• **RAW RECORDS**
++++++++++

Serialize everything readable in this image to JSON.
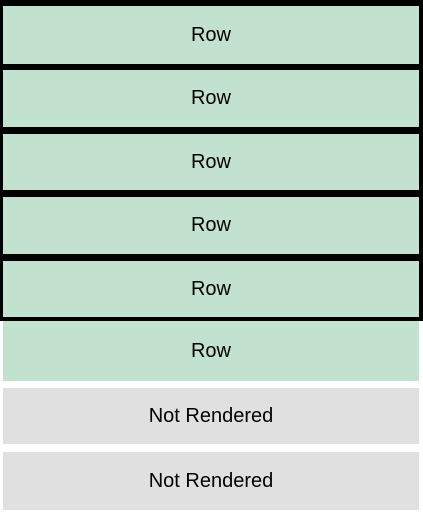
{
  "colors": {
    "rendered_row": "#c2e2cf",
    "not_rendered_row": "#e0e0e0",
    "viewport_border": "#000000"
  },
  "rows": [
    {
      "label": "Row",
      "state": "rendered"
    },
    {
      "label": "Row",
      "state": "rendered"
    },
    {
      "label": "Row",
      "state": "rendered"
    },
    {
      "label": "Row",
      "state": "rendered"
    },
    {
      "label": "Row",
      "state": "rendered"
    },
    {
      "label": "Row",
      "state": "rendered"
    },
    {
      "label": "Not Rendered",
      "state": "not-rendered"
    },
    {
      "label": "Not Rendered",
      "state": "not-rendered"
    }
  ]
}
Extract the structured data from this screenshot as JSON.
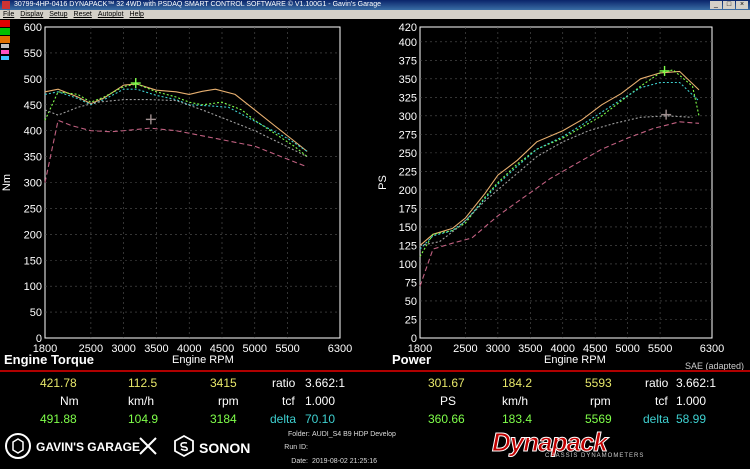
{
  "window": {
    "title": "30799-4HP-0416 DYNAPACK™ 32 4WD with PSDAQ SMART CONTROL SOFTWARE © V1.100G1 - Gavin's Garage",
    "menu": [
      "File",
      "Display",
      "Setup",
      "Reset",
      "Autoplot",
      "Help"
    ]
  },
  "swatch_colors": [
    "#e00000",
    "#00c000",
    "#e07000",
    "#c0c0c0",
    "#ff4fc0",
    "#40c0ff"
  ],
  "chart_data": [
    {
      "type": "line",
      "title": "Engine Torque",
      "xlabel": "Engine RPM",
      "ylabel": "Nm",
      "xlim": [
        1800,
        6300
      ],
      "ylim": [
        0,
        600
      ],
      "xticks": [
        1800,
        2500,
        3000,
        3500,
        4000,
        4500,
        5000,
        5500,
        6300
      ],
      "yticks": [
        0,
        50,
        100,
        150,
        200,
        250,
        300,
        350,
        400,
        450,
        500,
        550,
        600
      ],
      "grid": true,
      "series": [
        {
          "color": "#e8b070",
          "style": "solid",
          "points": [
            [
              1800,
              475
            ],
            [
              2000,
              480
            ],
            [
              2300,
              465
            ],
            [
              2500,
              452
            ],
            [
              2700,
              463
            ],
            [
              3000,
              488
            ],
            [
              3200,
              490
            ],
            [
              3500,
              478
            ],
            [
              3800,
              475
            ],
            [
              4000,
              470
            ],
            [
              4200,
              476
            ],
            [
              4400,
              480
            ],
            [
              4700,
              470
            ],
            [
              5000,
              440
            ],
            [
              5300,
              410
            ],
            [
              5600,
              380
            ],
            [
              5800,
              360
            ]
          ]
        },
        {
          "color": "#7fff4a",
          "style": "dotted",
          "points": [
            [
              1800,
              420
            ],
            [
              2000,
              475
            ],
            [
              2300,
              470
            ],
            [
              2500,
              455
            ],
            [
              2700,
              465
            ],
            [
              3000,
              485
            ],
            [
              3200,
              490
            ],
            [
              3500,
              475
            ],
            [
              3800,
              465
            ],
            [
              4000,
              455
            ],
            [
              4200,
              450
            ],
            [
              4500,
              455
            ],
            [
              4800,
              440
            ],
            [
              5000,
              420
            ],
            [
              5300,
              395
            ],
            [
              5600,
              370
            ],
            [
              5800,
              350
            ]
          ]
        },
        {
          "color": "#3ed0d0",
          "style": "dotted",
          "points": [
            [
              1800,
              470
            ],
            [
              2000,
              475
            ],
            [
              2300,
              462
            ],
            [
              2500,
              450
            ],
            [
              2700,
              460
            ],
            [
              3000,
              480
            ],
            [
              3200,
              480
            ],
            [
              3500,
              468
            ],
            [
              3800,
              460
            ],
            [
              4000,
              450
            ],
            [
              4300,
              448
            ],
            [
              4600,
              445
            ],
            [
              4900,
              425
            ],
            [
              5200,
              405
            ],
            [
              5500,
              385
            ],
            [
              5800,
              360
            ]
          ]
        },
        {
          "color": "#c06080",
          "style": "dashed",
          "points": [
            [
              1800,
              300
            ],
            [
              2000,
              420
            ],
            [
              2200,
              410
            ],
            [
              2500,
              400
            ],
            [
              2800,
              398
            ],
            [
              3000,
              400
            ],
            [
              3400,
              405
            ],
            [
              3800,
              400
            ],
            [
              4200,
              390
            ],
            [
              4600,
              380
            ],
            [
              5000,
              370
            ],
            [
              5400,
              350
            ],
            [
              5800,
              330
            ]
          ]
        },
        {
          "color": "#a0a0a0",
          "style": "dotted",
          "points": [
            [
              1800,
              440
            ],
            [
              2000,
              430
            ],
            [
              2300,
              445
            ],
            [
              2600,
              455
            ],
            [
              3000,
              460
            ],
            [
              3400,
              460
            ],
            [
              3800,
              458
            ],
            [
              4200,
              440
            ],
            [
              4600,
              420
            ],
            [
              5000,
              400
            ],
            [
              5400,
              375
            ],
            [
              5800,
              350
            ]
          ]
        }
      ],
      "markers": [
        {
          "x": 3184,
          "y": 491.88,
          "color": "#7fff4a"
        },
        {
          "x": 3415,
          "y": 421.78,
          "color": "#a09090"
        }
      ]
    },
    {
      "type": "line",
      "title": "Power",
      "xlabel": "Engine RPM",
      "ylabel": "PS",
      "xlim": [
        1800,
        6300
      ],
      "ylim": [
        0,
        420
      ],
      "xticks": [
        1800,
        2500,
        3000,
        3500,
        4000,
        4500,
        5000,
        5500,
        6300
      ],
      "yticks": [
        0,
        25,
        50,
        75,
        100,
        125,
        150,
        175,
        200,
        225,
        250,
        275,
        300,
        325,
        350,
        375,
        400,
        420
      ],
      "grid": true,
      "series": [
        {
          "color": "#e8b070",
          "style": "solid",
          "points": [
            [
              1800,
              125
            ],
            [
              2000,
              140
            ],
            [
              2300,
              148
            ],
            [
              2500,
              162
            ],
            [
              2800,
              195
            ],
            [
              3000,
              220
            ],
            [
              3300,
              240
            ],
            [
              3600,
              265
            ],
            [
              4000,
              280
            ],
            [
              4300,
              295
            ],
            [
              4600,
              315
            ],
            [
              4900,
              330
            ],
            [
              5200,
              350
            ],
            [
              5500,
              358
            ],
            [
              5800,
              360
            ],
            [
              6100,
              335
            ]
          ]
        },
        {
          "color": "#7fff4a",
          "style": "dotted",
          "points": [
            [
              1800,
              110
            ],
            [
              2000,
              140
            ],
            [
              2300,
              145
            ],
            [
              2500,
              155
            ],
            [
              2800,
              190
            ],
            [
              3000,
              210
            ],
            [
              3300,
              235
            ],
            [
              3600,
              255
            ],
            [
              4000,
              270
            ],
            [
              4300,
              285
            ],
            [
              4600,
              300
            ],
            [
              4900,
              320
            ],
            [
              5200,
              340
            ],
            [
              5500,
              358
            ],
            [
              5700,
              362
            ],
            [
              6000,
              340
            ],
            [
              6100,
              300
            ]
          ]
        },
        {
          "color": "#3ed0d0",
          "style": "dotted",
          "points": [
            [
              1800,
              120
            ],
            [
              2000,
              138
            ],
            [
              2300,
              145
            ],
            [
              2500,
              158
            ],
            [
              2800,
              188
            ],
            [
              3000,
              208
            ],
            [
              3300,
              232
            ],
            [
              3600,
              255
            ],
            [
              4000,
              272
            ],
            [
              4300,
              288
            ],
            [
              4600,
              305
            ],
            [
              4900,
              322
            ],
            [
              5200,
              338
            ],
            [
              5500,
              345
            ],
            [
              5800,
              345
            ],
            [
              6100,
              320
            ]
          ]
        },
        {
          "color": "#c06080",
          "style": "dashed",
          "points": [
            [
              1800,
              70
            ],
            [
              2000,
              120
            ],
            [
              2300,
              128
            ],
            [
              2600,
              135
            ],
            [
              3000,
              165
            ],
            [
              3400,
              190
            ],
            [
              3800,
              215
            ],
            [
              4200,
              235
            ],
            [
              4600,
              255
            ],
            [
              5000,
              270
            ],
            [
              5400,
              283
            ],
            [
              5800,
              292
            ],
            [
              6100,
              290
            ]
          ]
        },
        {
          "color": "#a0a0a0",
          "style": "dotted",
          "points": [
            [
              1800,
              125
            ],
            [
              2100,
              130
            ],
            [
              2400,
              150
            ],
            [
              2800,
              185
            ],
            [
              3200,
              215
            ],
            [
              3600,
              245
            ],
            [
              4000,
              265
            ],
            [
              4400,
              280
            ],
            [
              4800,
              290
            ],
            [
              5200,
              298
            ],
            [
              5600,
              300
            ],
            [
              6000,
              298
            ]
          ]
        }
      ],
      "markers": [
        {
          "x": 5569,
          "y": 360.66,
          "color": "#7fff4a"
        },
        {
          "x": 5593,
          "y": 301.67,
          "color": "#a09090"
        }
      ]
    }
  ],
  "panels": {
    "torque": {
      "title": "Engine Torque",
      "xlabel": "Engine RPM"
    },
    "power": {
      "title": "Power",
      "xlabel": "Engine RPM",
      "note": "SAE (adapted)"
    }
  },
  "readouts": {
    "torque": {
      "row1": {
        "v1": "421.78",
        "v2": "112.5",
        "v3": "3415",
        "label": "ratio",
        "val": "3.662:1"
      },
      "units": {
        "u1": "Nm",
        "u2": "km/h",
        "u3": "rpm",
        "label": "tcf",
        "val": "1.000"
      },
      "row3": {
        "v1": "491.88",
        "v2": "104.9",
        "v3": "3184",
        "label": "delta",
        "val": "70.10"
      }
    },
    "power": {
      "row1": {
        "v1": "301.67",
        "v2": "184.2",
        "v3": "5593",
        "label": "ratio",
        "val": "3.662:1"
      },
      "units": {
        "u1": "PS",
        "u2": "km/h",
        "u3": "rpm",
        "label": "tcf",
        "val": "1.000"
      },
      "row3": {
        "v1": "360.66",
        "v2": "183.4",
        "v3": "5569",
        "label": "delta",
        "val": "58.99"
      }
    }
  },
  "footer": {
    "brand1": "GAVIN'S GARAGE",
    "brand2": "SONON",
    "folder_label": "Folder:",
    "folder_value": "AUDI_S4 B9 HDP Develop",
    "runid_label": "Run ID:",
    "runid_value": "",
    "date_label": "Date:",
    "date_value": "2019-08-02 21:25:16",
    "logo": "Dynapack",
    "logo_sub": "CHASSIS DYNAMOMETERS"
  }
}
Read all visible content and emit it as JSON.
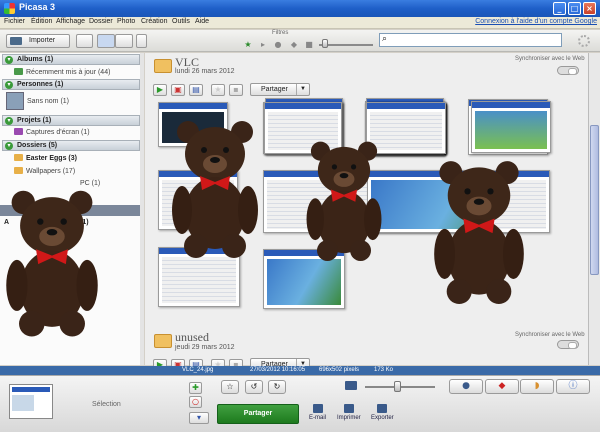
{
  "window": {
    "title": "Picasa 3"
  },
  "menu": {
    "items": [
      "Fichier",
      "Édition",
      "Affichage",
      "Dossier",
      "Photo",
      "Création",
      "Outils",
      "Aide"
    ],
    "signin": "Connexion à l'aide d'un compte Google"
  },
  "toolbar": {
    "import_label": "Importer",
    "filters_label": "Filtres",
    "search_placeholder": ""
  },
  "left": {
    "sections": {
      "albums": "Albums (1)",
      "persons": "Personnes (1)",
      "projects": "Projets (1)",
      "folders": "Dossiers (5)"
    },
    "items": {
      "recent": "Récemment mis à jour (44)",
      "no_name": "Sans nom (1)",
      "captures": "Captures d'écran (1)",
      "easter": "Easter Eggs (3)",
      "wallpapers": "Wallpapers (17)",
      "partial_folder": "PC (1)",
      "partial_a": "A",
      "partial_count": "(1)"
    }
  },
  "albums": [
    {
      "name": "VLC",
      "date": "lundi 26 mars 2012",
      "sync": "Synchroniser avec le Web",
      "share": "Partager"
    },
    {
      "name": "unused",
      "date": "jeudi 29 mars 2012",
      "sync": "Synchroniser avec le Web",
      "share": "Partager"
    }
  ],
  "status": {
    "filename": "VLC_24.jpg",
    "datetime": "27/03/2012 10:16:05",
    "dimensions": "696x502 pixels",
    "size": "173 Ko"
  },
  "tray": {
    "selection_label": "Sélection",
    "share_label": "Partager",
    "email_label": "E-mail",
    "print_label": "Imprimer",
    "export_label": "Exporter"
  },
  "icons": [
    "app-icon",
    "import-icon",
    "star-icon",
    "person-icon",
    "pin-icon",
    "info-icon",
    "search-icon",
    "folder-icon",
    "play-icon",
    "rotate-left-icon",
    "rotate-right-icon",
    "zoom-icon"
  ]
}
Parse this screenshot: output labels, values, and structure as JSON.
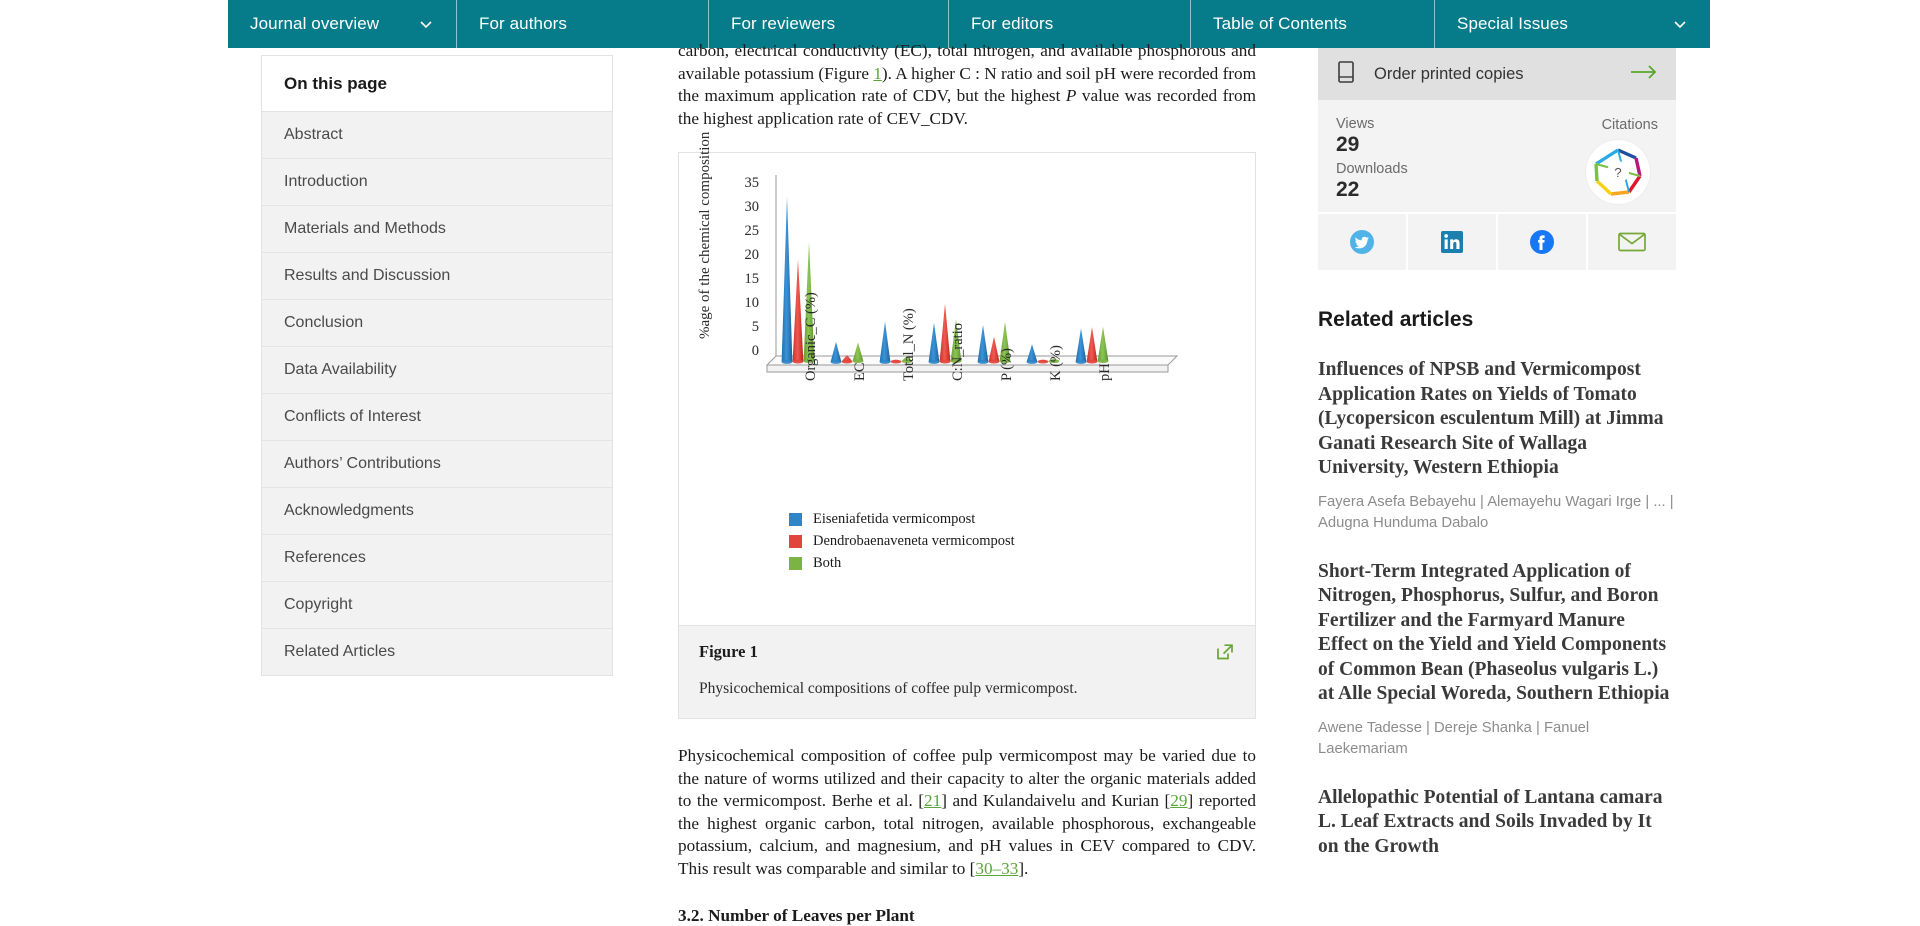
{
  "nav": {
    "items": [
      {
        "label": "Journal overview",
        "caret": true,
        "icon": "chevron-down-icon"
      },
      {
        "label": "For authors",
        "caret": false,
        "icon": ""
      },
      {
        "label": "For reviewers",
        "caret": false,
        "icon": ""
      },
      {
        "label": "For editors",
        "caret": false,
        "icon": ""
      },
      {
        "label": "Table of Contents",
        "caret": false,
        "icon": ""
      },
      {
        "label": "Special Issues",
        "caret": true,
        "icon": "chevron-down-icon"
      }
    ],
    "background": "#067c8a"
  },
  "toc": {
    "title": "On this page",
    "items": [
      "Abstract",
      "Introduction",
      "Materials and Methods",
      "Results and Discussion",
      "Conclusion",
      "Data Availability",
      "Conflicts of Interest",
      "Authors’ Contributions",
      "Acknowledgments",
      "References",
      "Copyright",
      "Related Articles"
    ]
  },
  "article": {
    "para_top_a": "carbon, electrical conductivity (EC), total nitrogen, and available phosphorous and",
    "para_top_b_1": "available potassium (Figure ",
    "para_top_b_ref": "1",
    "para_top_b_2": "). A higher C : N ratio and soil pH were recorded from the maximum application rate of CDV, but the highest ",
    "para_top_b_em": "P",
    "para_top_b_3": " value was recorded from the highest application rate of CEV_CDV.",
    "figure": {
      "title": "Figure 1",
      "caption": "Physicochemical compositions of coffee pulp vermicompost.",
      "expand_icon": "external-link-icon"
    },
    "para_bottom_1": "Physicochemical composition of coffee pulp vermicompost may be varied due to the nature of worms utilized and their capacity to alter the organic materials added to the vermicompost. Berhe et al. [",
    "para_bottom_r1": "21",
    "para_bottom_2": "] and Kulandaivelu and Kurian [",
    "para_bottom_r2": "29",
    "para_bottom_3": "] reported the highest organic carbon, total nitrogen, available phosphorous, exchangeable potassium, calcium, and magnesium, and pH values in CEV compared to CDV. This result was comparable and similar to [",
    "para_bottom_r3": "30–33",
    "para_bottom_4": "].",
    "section_heading": "3.2. Number of Leaves per Plant"
  },
  "chart_data": {
    "type": "bar",
    "title": "",
    "xlabel": "",
    "ylabel": "%age of the chemical composition",
    "ylim": [
      0,
      35
    ],
    "yticks": [
      35,
      30,
      25,
      20,
      15,
      10,
      5,
      0
    ],
    "grid": false,
    "legend_position": "bottom-left",
    "categories": [
      "Organic_C (%)",
      "EC",
      "Total_N (%)",
      "C:N_ratio",
      "P (%)",
      "K (%)",
      "pH"
    ],
    "series": [
      {
        "name": "Eiseniafetida vermicompost",
        "color": "#2e86c8",
        "values": [
          34.5,
          4.2,
          8.4,
          8.2,
          7.7,
          3.7,
          7.0
        ]
      },
      {
        "name": "Dendrobaenaveneta vermicompost",
        "color": "#e2453c",
        "values": [
          21.3,
          1.4,
          0.4,
          12.1,
          5.2,
          0.3,
          7.2
        ]
      },
      {
        "name": "Both",
        "color": "#7bb443",
        "values": [
          24.8,
          3.9,
          1.1,
          8.8,
          8.2,
          0.5,
          7.2
        ]
      }
    ]
  },
  "rail": {
    "order": {
      "label": "Order printed copies",
      "icon": "book-icon",
      "arrow_icon": "arrow-right-icon"
    },
    "metrics": {
      "views_label": "Views",
      "views_value": "29",
      "downloads_label": "Downloads",
      "downloads_value": "22",
      "citations_label": "Citations",
      "citations_badge": "?"
    },
    "share": [
      {
        "name": "twitter-icon",
        "color": "#4fb3e8"
      },
      {
        "name": "linkedin-icon",
        "color": "#1b80b0"
      },
      {
        "name": "facebook-icon",
        "color": "#1877f2"
      },
      {
        "name": "email-icon",
        "color": "#76a835"
      }
    ],
    "related_title": "Related articles",
    "related": [
      {
        "title": "Influences of NPSB and Vermicompost Application Rates on Yields of Tomato (Lycopersicon esculentum Mill) at Jimma Ganati Research Site of Wallaga University, Western Ethiopia",
        "authors": "Fayera Asefa Bebayehu | Alemayehu Wagari Irge | ... | Adugna Hunduma Dabalo"
      },
      {
        "title": "Short-Term Integrated Application of Nitrogen, Phosphorus, Sulfur, and Boron Fertilizer and the Farmyard Manure Effect on the Yield and Yield Components of Common Bean (Phaseolus vulgaris L.) at Alle Special Woreda, Southern Ethiopia",
        "authors": "Awene Tadesse | Dereje Shanka | Fanuel Laekemariam"
      },
      {
        "title": "Allelopathic Potential of Lantana camara L. Leaf Extracts and Soils Invaded by It on the Growth",
        "authors": ""
      }
    ]
  },
  "colors": {
    "teal": "#067c8a",
    "green_link": "#5ba53b",
    "toc_bg": "#f2f2f2"
  }
}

++++++++++

• **PROBLEM DESCRIPTION**
Return all lines containing the word "from".

• **ANSWER TO THE PROBLEM**
Extract the structured data from this screenshot as JSON.
    "para_top_b_2": "). A higher C : N ratio and soil pH were recorded from the maximum application rate of CDV, but the highest ",
    "para_top_b_3": " value was recorded from the highest application rate of CEV_CDV.",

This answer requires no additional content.